:: Set task ::
Would you output the whole listing below, exactly as it reads?
-- start Input rows --
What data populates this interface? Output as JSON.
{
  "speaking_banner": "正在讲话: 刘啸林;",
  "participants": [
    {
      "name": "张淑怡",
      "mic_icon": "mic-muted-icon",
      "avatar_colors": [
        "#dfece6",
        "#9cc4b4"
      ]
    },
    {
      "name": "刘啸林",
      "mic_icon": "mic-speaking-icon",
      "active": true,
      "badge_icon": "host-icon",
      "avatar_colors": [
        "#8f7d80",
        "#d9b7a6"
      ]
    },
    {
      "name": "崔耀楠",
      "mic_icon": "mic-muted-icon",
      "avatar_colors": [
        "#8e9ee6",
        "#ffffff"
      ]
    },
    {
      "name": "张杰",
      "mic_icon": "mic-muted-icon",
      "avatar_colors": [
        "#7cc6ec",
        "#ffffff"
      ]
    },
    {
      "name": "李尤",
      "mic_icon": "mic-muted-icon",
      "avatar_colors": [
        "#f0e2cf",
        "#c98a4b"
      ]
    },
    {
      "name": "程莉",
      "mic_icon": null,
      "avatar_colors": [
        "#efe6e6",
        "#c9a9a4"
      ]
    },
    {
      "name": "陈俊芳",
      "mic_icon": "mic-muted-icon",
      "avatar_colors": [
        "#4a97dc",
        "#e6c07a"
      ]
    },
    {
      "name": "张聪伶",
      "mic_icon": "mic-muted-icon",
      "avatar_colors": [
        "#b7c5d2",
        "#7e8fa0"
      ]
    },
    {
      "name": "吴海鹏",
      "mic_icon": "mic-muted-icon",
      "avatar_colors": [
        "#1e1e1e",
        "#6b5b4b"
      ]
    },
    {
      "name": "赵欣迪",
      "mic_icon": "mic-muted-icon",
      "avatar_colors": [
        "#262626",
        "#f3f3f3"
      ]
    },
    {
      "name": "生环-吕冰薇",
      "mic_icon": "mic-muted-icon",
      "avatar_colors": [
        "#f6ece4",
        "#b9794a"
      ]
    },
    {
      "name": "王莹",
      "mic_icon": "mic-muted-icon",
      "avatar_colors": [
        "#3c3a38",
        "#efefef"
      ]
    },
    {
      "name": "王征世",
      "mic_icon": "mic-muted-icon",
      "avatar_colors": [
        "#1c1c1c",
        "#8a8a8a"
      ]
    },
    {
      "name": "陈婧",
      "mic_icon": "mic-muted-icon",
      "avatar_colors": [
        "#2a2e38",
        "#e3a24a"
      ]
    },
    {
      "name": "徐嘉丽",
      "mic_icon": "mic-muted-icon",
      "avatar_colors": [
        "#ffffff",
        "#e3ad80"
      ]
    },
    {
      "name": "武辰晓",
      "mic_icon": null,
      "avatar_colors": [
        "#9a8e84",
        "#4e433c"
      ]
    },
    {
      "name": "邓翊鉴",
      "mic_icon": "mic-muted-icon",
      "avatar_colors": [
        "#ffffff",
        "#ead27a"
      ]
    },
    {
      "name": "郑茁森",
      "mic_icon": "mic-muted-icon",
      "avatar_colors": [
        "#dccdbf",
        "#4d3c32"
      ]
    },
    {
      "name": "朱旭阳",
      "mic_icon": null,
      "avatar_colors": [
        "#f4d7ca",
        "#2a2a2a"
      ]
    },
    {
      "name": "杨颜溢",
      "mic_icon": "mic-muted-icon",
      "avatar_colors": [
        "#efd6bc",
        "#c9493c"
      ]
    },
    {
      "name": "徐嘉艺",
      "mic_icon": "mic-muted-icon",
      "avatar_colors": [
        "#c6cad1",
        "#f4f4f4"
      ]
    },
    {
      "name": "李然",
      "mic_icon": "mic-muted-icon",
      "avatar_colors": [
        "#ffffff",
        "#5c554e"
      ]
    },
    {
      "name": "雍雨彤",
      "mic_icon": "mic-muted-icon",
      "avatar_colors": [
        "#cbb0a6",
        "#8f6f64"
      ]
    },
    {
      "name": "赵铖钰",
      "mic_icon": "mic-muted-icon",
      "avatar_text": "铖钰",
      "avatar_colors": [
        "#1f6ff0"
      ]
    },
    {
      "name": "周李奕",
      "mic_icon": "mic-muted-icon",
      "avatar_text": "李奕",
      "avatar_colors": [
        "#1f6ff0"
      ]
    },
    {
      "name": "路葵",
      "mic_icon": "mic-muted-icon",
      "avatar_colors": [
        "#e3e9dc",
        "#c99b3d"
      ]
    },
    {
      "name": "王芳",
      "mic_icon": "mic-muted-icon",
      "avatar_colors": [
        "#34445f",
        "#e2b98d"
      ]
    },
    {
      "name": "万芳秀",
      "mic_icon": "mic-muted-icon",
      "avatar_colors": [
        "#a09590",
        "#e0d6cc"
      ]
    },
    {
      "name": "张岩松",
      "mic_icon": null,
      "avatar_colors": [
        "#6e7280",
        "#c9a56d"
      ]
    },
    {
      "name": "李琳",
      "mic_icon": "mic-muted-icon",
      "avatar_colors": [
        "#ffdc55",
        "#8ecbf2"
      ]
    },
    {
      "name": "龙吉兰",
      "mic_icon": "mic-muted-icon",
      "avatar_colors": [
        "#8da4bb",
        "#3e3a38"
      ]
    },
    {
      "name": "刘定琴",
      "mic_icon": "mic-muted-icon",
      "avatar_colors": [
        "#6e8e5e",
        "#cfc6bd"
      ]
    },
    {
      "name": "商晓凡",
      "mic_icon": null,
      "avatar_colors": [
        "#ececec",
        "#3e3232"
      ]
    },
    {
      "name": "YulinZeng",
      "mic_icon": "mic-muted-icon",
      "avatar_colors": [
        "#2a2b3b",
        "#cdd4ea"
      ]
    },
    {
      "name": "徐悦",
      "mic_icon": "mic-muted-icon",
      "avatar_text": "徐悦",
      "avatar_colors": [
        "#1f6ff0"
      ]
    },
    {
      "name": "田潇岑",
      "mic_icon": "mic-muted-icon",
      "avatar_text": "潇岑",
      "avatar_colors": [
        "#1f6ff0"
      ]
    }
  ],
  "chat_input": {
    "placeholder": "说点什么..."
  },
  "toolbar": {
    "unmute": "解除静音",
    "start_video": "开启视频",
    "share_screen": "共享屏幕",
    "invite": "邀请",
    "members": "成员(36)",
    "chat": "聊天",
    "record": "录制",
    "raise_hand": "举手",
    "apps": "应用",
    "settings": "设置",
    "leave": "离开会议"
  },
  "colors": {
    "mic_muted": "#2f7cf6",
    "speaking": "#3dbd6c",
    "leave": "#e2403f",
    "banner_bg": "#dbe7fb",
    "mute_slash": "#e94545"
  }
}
-- end Input rows --
:: Correct answer ::
What data populates this interface? Output as JSON.
{
  "speaking_banner": "正在讲话: 刘啸林;",
  "participants": [
    {
      "name": "张淑怡",
      "mic_icon": "mic-muted-icon",
      "avatar_colors": [
        "#dfece6",
        "#9cc4b4"
      ]
    },
    {
      "name": "刘啸林",
      "mic_icon": "mic-speaking-icon",
      "active": true,
      "badge_icon": "host-icon",
      "avatar_colors": [
        "#8f7d80",
        "#d9b7a6"
      ]
    },
    {
      "name": "崔耀楠",
      "mic_icon": "mic-muted-icon",
      "avatar_colors": [
        "#8e9ee6",
        "#ffffff"
      ]
    },
    {
      "name": "张杰",
      "mic_icon": "mic-muted-icon",
      "avatar_colors": [
        "#7cc6ec",
        "#ffffff"
      ]
    },
    {
      "name": "李尤",
      "mic_icon": "mic-muted-icon",
      "avatar_colors": [
        "#f0e2cf",
        "#c98a4b"
      ]
    },
    {
      "name": "程莉",
      "mic_icon": null,
      "avatar_colors": [
        "#efe6e6",
        "#c9a9a4"
      ]
    },
    {
      "name": "陈俊芳",
      "mic_icon": "mic-muted-icon",
      "avatar_colors": [
        "#4a97dc",
        "#e6c07a"
      ]
    },
    {
      "name": "张聪伶",
      "mic_icon": "mic-muted-icon",
      "avatar_colors": [
        "#b7c5d2",
        "#7e8fa0"
      ]
    },
    {
      "name": "吴海鹏",
      "mic_icon": "mic-muted-icon",
      "avatar_colors": [
        "#1e1e1e",
        "#6b5b4b"
      ]
    },
    {
      "name": "赵欣迪",
      "mic_icon": "mic-muted-icon",
      "avatar_colors": [
        "#262626",
        "#f3f3f3"
      ]
    },
    {
      "name": "生环-吕冰薇",
      "mic_icon": "mic-muted-icon",
      "avatar_colors": [
        "#f6ece4",
        "#b9794a"
      ]
    },
    {
      "name": "王莹",
      "mic_icon": "mic-muted-icon",
      "avatar_colors": [
        "#3c3a38",
        "#efefef"
      ]
    },
    {
      "name": "王征世",
      "mic_icon": "mic-muted-icon",
      "avatar_colors": [
        "#1c1c1c",
        "#8a8a8a"
      ]
    },
    {
      "name": "陈婧",
      "mic_icon": "mic-muted-icon",
      "avatar_colors": [
        "#2a2e38",
        "#e3a24a"
      ]
    },
    {
      "name": "徐嘉丽",
      "mic_icon": "mic-muted-icon",
      "avatar_colors": [
        "#ffffff",
        "#e3ad80"
      ]
    },
    {
      "name": "武辰晓",
      "mic_icon": null,
      "avatar_colors": [
        "#9a8e84",
        "#4e433c"
      ]
    },
    {
      "name": "邓翊鉴",
      "mic_icon": "mic-muted-icon",
      "avatar_colors": [
        "#ffffff",
        "#ead27a"
      ]
    },
    {
      "name": "郑茁森",
      "mic_icon": "mic-muted-icon",
      "avatar_colors": [
        "#dccdbf",
        "#4d3c32"
      ]
    },
    {
      "name": "朱旭阳",
      "mic_icon": null,
      "avatar_colors": [
        "#f4d7ca",
        "#2a2a2a"
      ]
    },
    {
      "name": "杨颜溢",
      "mic_icon": "mic-muted-icon",
      "avatar_colors": [
        "#efd6bc",
        "#c9493c"
      ]
    },
    {
      "name": "徐嘉艺",
      "mic_icon": "mic-muted-icon",
      "avatar_colors": [
        "#c6cad1",
        "#f4f4f4"
      ]
    },
    {
      "name": "李然",
      "mic_icon": "mic-muted-icon",
      "avatar_colors": [
        "#ffffff",
        "#5c554e"
      ]
    },
    {
      "name": "雍雨彤",
      "mic_icon": "mic-muted-icon",
      "avatar_colors": [
        "#cbb0a6",
        "#8f6f64"
      ]
    },
    {
      "name": "赵铖钰",
      "mic_icon": "mic-muted-icon",
      "avatar_text": "铖钰",
      "avatar_colors": [
        "#1f6ff0"
      ]
    },
    {
      "name": "周李奕",
      "mic_icon": "mic-muted-icon",
      "avatar_text": "李奕",
      "avatar_colors": [
        "#1f6ff0"
      ]
    },
    {
      "name": "路葵",
      "mic_icon": "mic-muted-icon",
      "avatar_colors": [
        "#e3e9dc",
        "#c99b3d"
      ]
    },
    {
      "name": "王芳",
      "mic_icon": "mic-muted-icon",
      "avatar_colors": [
        "#34445f",
        "#e2b98d"
      ]
    },
    {
      "name": "万芳秀",
      "mic_icon": "mic-muted-icon",
      "avatar_colors": [
        "#a09590",
        "#e0d6cc"
      ]
    },
    {
      "name": "张岩松",
      "mic_icon": null,
      "avatar_colors": [
        "#6e7280",
        "#c9a56d"
      ]
    },
    {
      "name": "李琳",
      "mic_icon": "mic-muted-icon",
      "avatar_colors": [
        "#ffdc55",
        "#8ecbf2"
      ]
    },
    {
      "name": "龙吉兰",
      "mic_icon": "mic-muted-icon",
      "avatar_colors": [
        "#8da4bb",
        "#3e3a38"
      ]
    },
    {
      "name": "刘定琴",
      "mic_icon": "mic-muted-icon",
      "avatar_colors": [
        "#6e8e5e",
        "#cfc6bd"
      ]
    },
    {
      "name": "商晓凡",
      "mic_icon": null,
      "avatar_colors": [
        "#ececec",
        "#3e3232"
      ]
    },
    {
      "name": "YulinZeng",
      "mic_icon": "mic-muted-icon",
      "avatar_colors": [
        "#2a2b3b",
        "#cdd4ea"
      ]
    },
    {
      "name": "徐悦",
      "mic_icon": "mic-muted-icon",
      "avatar_text": "徐悦",
      "avatar_colors": [
        "#1f6ff0"
      ]
    },
    {
      "name": "田潇岑",
      "mic_icon": "mic-muted-icon",
      "avatar_text": "潇岑",
      "avatar_colors": [
        "#1f6ff0"
      ]
    }
  ],
  "chat_input": {
    "placeholder": "说点什么..."
  },
  "toolbar": {
    "unmute": "解除静音",
    "start_video": "开启视频",
    "share_screen": "共享屏幕",
    "invite": "邀请",
    "members": "成员(36)",
    "chat": "聊天",
    "record": "录制",
    "raise_hand": "举手",
    "apps": "应用",
    "settings": "设置",
    "leave": "离开会议"
  },
  "colors": {
    "mic_muted": "#2f7cf6",
    "speaking": "#3dbd6c",
    "leave": "#e2403f",
    "banner_bg": "#dbe7fb",
    "mute_slash": "#e94545"
  }
}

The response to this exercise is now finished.